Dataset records
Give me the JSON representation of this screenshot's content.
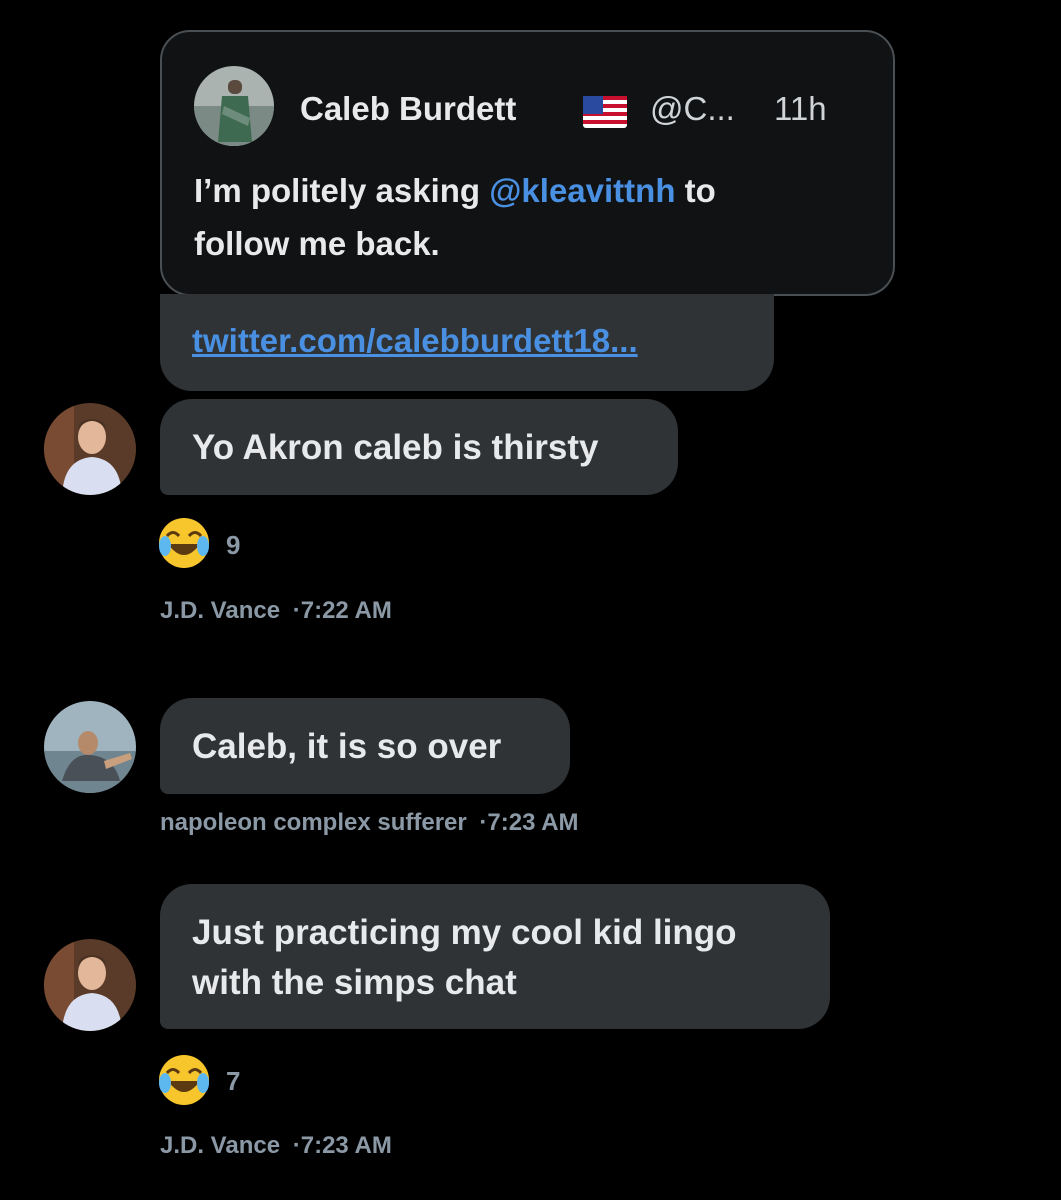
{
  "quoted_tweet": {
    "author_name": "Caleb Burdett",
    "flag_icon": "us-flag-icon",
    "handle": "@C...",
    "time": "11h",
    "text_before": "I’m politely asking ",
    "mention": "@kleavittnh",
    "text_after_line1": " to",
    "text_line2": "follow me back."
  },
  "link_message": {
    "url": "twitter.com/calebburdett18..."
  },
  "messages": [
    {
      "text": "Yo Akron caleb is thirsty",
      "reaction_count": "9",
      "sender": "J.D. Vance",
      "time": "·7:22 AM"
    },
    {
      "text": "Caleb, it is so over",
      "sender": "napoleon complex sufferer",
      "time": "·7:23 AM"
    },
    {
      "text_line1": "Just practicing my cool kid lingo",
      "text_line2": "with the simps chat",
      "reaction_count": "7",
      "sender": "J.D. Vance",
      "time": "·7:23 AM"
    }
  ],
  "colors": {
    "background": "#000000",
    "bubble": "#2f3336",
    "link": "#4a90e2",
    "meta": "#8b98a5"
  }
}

TASK DIRECTIONS: From the records given above, reproduce all text exactly and exclude each picture.

REPLY TO THE TASK:
Give me the JSON representation of this screenshot's content.
{
  "quoted_tweet": {
    "author_name": "Caleb Burdett",
    "flag_icon": "us-flag-icon",
    "handle": "@C...",
    "time": "11h",
    "text_before": "I’m politely asking ",
    "mention": "@kleavittnh",
    "text_after_line1": " to",
    "text_line2": "follow me back."
  },
  "link_message": {
    "url": "twitter.com/calebburdett18..."
  },
  "messages": [
    {
      "text": "Yo Akron caleb is thirsty",
      "reaction_count": "9",
      "sender": "J.D. Vance",
      "time": "·7:22 AM"
    },
    {
      "text": "Caleb, it is so over",
      "sender": "napoleon complex sufferer",
      "time": "·7:23 AM"
    },
    {
      "text_line1": "Just practicing my cool kid lingo",
      "text_line2": "with the simps chat",
      "reaction_count": "7",
      "sender": "J.D. Vance",
      "time": "·7:23 AM"
    }
  ],
  "colors": {
    "background": "#000000",
    "bubble": "#2f3336",
    "link": "#4a90e2",
    "meta": "#8b98a5"
  }
}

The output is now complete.